> **Records for processing**:
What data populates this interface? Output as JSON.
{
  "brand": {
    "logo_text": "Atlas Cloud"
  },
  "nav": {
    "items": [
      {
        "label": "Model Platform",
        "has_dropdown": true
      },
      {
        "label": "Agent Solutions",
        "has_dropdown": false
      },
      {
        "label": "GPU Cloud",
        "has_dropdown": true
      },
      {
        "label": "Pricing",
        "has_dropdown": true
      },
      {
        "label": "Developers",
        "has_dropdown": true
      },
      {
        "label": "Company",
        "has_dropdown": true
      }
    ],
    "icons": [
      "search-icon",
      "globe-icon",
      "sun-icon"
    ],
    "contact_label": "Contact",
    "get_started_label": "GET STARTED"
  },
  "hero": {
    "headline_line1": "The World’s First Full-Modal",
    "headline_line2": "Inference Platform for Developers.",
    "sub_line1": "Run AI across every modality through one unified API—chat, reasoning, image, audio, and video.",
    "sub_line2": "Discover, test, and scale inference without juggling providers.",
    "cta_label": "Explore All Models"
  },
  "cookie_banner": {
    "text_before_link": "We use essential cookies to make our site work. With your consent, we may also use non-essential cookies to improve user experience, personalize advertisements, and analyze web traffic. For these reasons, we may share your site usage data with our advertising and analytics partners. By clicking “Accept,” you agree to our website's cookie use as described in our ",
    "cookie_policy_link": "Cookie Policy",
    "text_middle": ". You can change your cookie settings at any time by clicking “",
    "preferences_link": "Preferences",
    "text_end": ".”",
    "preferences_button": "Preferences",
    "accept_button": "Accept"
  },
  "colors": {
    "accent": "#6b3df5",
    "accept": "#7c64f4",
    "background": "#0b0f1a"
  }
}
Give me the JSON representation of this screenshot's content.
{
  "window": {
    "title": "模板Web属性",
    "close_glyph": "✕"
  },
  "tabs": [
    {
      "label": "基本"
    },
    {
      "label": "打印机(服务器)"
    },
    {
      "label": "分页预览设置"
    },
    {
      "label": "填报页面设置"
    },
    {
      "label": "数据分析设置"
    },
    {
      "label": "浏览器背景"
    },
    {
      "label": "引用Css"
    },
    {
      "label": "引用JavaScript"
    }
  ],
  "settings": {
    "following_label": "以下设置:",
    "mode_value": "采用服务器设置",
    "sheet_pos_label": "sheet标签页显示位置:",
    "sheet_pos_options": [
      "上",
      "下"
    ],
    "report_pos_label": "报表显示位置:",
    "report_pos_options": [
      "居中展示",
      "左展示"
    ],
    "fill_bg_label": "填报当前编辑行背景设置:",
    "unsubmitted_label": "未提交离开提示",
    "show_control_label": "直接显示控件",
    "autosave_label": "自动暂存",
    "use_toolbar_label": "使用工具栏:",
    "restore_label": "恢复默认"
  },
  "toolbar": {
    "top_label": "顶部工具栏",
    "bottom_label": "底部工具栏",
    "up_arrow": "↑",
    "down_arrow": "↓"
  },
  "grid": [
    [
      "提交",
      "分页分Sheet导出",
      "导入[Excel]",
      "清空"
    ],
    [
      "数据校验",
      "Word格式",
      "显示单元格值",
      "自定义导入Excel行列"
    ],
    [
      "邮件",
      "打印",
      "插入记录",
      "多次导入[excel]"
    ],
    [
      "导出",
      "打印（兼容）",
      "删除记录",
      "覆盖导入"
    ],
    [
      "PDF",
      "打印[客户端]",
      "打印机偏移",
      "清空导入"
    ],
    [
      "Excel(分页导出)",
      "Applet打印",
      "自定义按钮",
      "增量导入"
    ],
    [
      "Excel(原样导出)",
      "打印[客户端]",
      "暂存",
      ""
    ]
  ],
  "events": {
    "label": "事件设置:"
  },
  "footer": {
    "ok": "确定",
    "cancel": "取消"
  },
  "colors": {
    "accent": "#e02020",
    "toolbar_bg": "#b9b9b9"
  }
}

> **Task to carry out**: Output the listing above without altering a single character.

> **Written reply**:
What data populates this interface? Output as JSON.
{
  "brand": {
    "logo_text": "Atlas Cloud"
  },
  "nav": {
    "items": [
      {
        "label": "Model Platform",
        "has_dropdown": true
      },
      {
        "label": "Agent Solutions",
        "has_dropdown": false
      },
      {
        "label": "GPU Cloud",
        "has_dropdown": true
      },
      {
        "label": "Pricing",
        "has_dropdown": true
      },
      {
        "label": "Developers",
        "has_dropdown": true
      },
      {
        "label": "Company",
        "has_dropdown": true
      }
    ],
    "icons": [
      "search-icon",
      "globe-icon",
      "sun-icon"
    ],
    "contact_label": "Contact",
    "get_started_label": "GET STARTED"
  },
  "hero": {
    "headline_line1": "The World’s First Full-Modal",
    "headline_line2": "Inference Platform for Developers.",
    "sub_line1": "Run AI across every modality through one unified API—chat, reasoning, image, audio, and video.",
    "sub_line2": "Discover, test, and scale inference without juggling providers.",
    "cta_label": "Explore All Models"
  },
  "cookie_banner": {
    "text_before_link": "We use essential cookies to make our site work. With your consent, we may also use non-essential cookies to improve user experience, personalize advertisements, and analyze web traffic. For these reasons, we may share your site usage data with our advertising and analytics partners. By clicking “Accept,” you agree to our website's cookie use as described in our ",
    "cookie_policy_link": "Cookie Policy",
    "text_middle": ". You can change your cookie settings at any time by clicking “",
    "preferences_link": "Preferences",
    "text_end": ".”",
    "preferences_button": "Preferences",
    "accept_button": "Accept"
  },
  "colors": {
    "accent": "#6b3df5",
    "accept": "#7c64f4",
    "background": "#0b0f1a"
  }
}
Give me the JSON representation of this screenshot's content.
{
  "window": {
    "title": "模板Web属性",
    "close_glyph": "✕"
  },
  "tabs": [
    {
      "label": "基本"
    },
    {
      "label": "打印机(服务器)"
    },
    {
      "label": "分页预览设置"
    },
    {
      "label": "填报页面设置"
    },
    {
      "label": "数据分析设置"
    },
    {
      "label": "浏览器背景"
    },
    {
      "label": "引用Css"
    },
    {
      "label": "引用JavaScript"
    }
  ],
  "settings": {
    "following_label": "以下设置:",
    "mode_value": "采用服务器设置",
    "sheet_pos_label": "sheet标签页显示位置:",
    "sheet_pos_options": [
      "上",
      "下"
    ],
    "report_pos_label": "报表显示位置:",
    "report_pos_options": [
      "居中展示",
      "左展示"
    ],
    "fill_bg_label": "填报当前编辑行背景设置:",
    "unsubmitted_label": "未提交离开提示",
    "show_control_label": "直接显示控件",
    "autosave_label": "自动暂存",
    "use_toolbar_label": "使用工具栏:",
    "restore_label": "恢复默认"
  },
  "toolbar": {
    "top_label": "顶部工具栏",
    "bottom_label": "底部工具栏",
    "up_arrow": "↑",
    "down_arrow": "↓"
  },
  "grid": [
    [
      "提交",
      "分页分Sheet导出",
      "导入[Excel]",
      "清空"
    ],
    [
      "数据校验",
      "Word格式",
      "显示单元格值",
      "自定义导入Excel行列"
    ],
    [
      "邮件",
      "打印",
      "插入记录",
      "多次导入[excel]"
    ],
    [
      "导出",
      "打印（兼容）",
      "删除记录",
      "覆盖导入"
    ],
    [
      "PDF",
      "打印[客户端]",
      "打印机偏移",
      "清空导入"
    ],
    [
      "Excel(分页导出)",
      "Applet打印",
      "自定义按钮",
      "增量导入"
    ],
    [
      "Excel(原样导出)",
      "打印[客户端]",
      "暂存",
      ""
    ]
  ],
  "events": {
    "label": "事件设置:"
  },
  "footer": {
    "ok": "确定",
    "cancel": "取消"
  },
  "colors": {
    "accent": "#e02020",
    "toolbar_bg": "#b9b9b9"
  }
}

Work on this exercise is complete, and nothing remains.